Start of DATA PROVIDED

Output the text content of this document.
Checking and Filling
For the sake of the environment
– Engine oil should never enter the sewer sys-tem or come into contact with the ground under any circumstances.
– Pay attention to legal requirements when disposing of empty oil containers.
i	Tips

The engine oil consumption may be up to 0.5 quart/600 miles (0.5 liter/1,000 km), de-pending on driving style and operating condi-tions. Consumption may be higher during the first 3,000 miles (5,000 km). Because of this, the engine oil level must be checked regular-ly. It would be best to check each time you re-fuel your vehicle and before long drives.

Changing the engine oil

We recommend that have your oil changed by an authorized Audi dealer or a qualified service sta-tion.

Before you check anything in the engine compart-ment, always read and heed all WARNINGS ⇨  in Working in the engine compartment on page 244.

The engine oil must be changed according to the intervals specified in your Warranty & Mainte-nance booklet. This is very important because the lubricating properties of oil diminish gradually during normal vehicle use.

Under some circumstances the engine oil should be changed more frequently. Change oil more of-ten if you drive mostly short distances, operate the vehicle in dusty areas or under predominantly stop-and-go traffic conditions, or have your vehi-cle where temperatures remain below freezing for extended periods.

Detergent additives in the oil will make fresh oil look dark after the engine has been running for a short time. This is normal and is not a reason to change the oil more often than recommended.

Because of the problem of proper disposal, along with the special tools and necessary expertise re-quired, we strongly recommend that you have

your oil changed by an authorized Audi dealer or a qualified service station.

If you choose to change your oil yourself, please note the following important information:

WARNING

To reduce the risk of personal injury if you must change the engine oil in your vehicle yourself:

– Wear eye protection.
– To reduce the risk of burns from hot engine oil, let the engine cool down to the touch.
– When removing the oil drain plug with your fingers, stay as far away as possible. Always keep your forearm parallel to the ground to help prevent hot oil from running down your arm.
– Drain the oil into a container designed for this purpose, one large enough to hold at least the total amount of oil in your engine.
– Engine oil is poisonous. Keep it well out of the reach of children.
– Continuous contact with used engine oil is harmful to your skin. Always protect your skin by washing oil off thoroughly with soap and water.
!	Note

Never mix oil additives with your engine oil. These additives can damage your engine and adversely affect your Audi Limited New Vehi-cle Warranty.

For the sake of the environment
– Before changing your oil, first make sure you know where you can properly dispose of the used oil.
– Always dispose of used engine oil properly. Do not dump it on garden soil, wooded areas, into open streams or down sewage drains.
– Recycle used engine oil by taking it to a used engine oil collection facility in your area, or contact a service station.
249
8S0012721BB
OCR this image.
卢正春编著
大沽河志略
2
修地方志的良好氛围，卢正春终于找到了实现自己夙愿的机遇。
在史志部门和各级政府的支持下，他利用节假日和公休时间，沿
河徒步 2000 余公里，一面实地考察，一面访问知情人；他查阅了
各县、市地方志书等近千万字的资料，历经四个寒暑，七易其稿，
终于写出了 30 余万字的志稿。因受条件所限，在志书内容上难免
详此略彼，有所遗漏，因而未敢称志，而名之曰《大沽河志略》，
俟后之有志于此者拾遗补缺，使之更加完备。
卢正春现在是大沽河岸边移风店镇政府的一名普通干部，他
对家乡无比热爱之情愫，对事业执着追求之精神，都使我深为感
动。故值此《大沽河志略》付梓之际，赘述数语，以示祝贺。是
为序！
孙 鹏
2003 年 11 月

End of DATA PROVIDED

(TASK INSTRUCTIONS): Tell how many lines include "from". The number is the whole answer.

(WORKED ANSWER): 2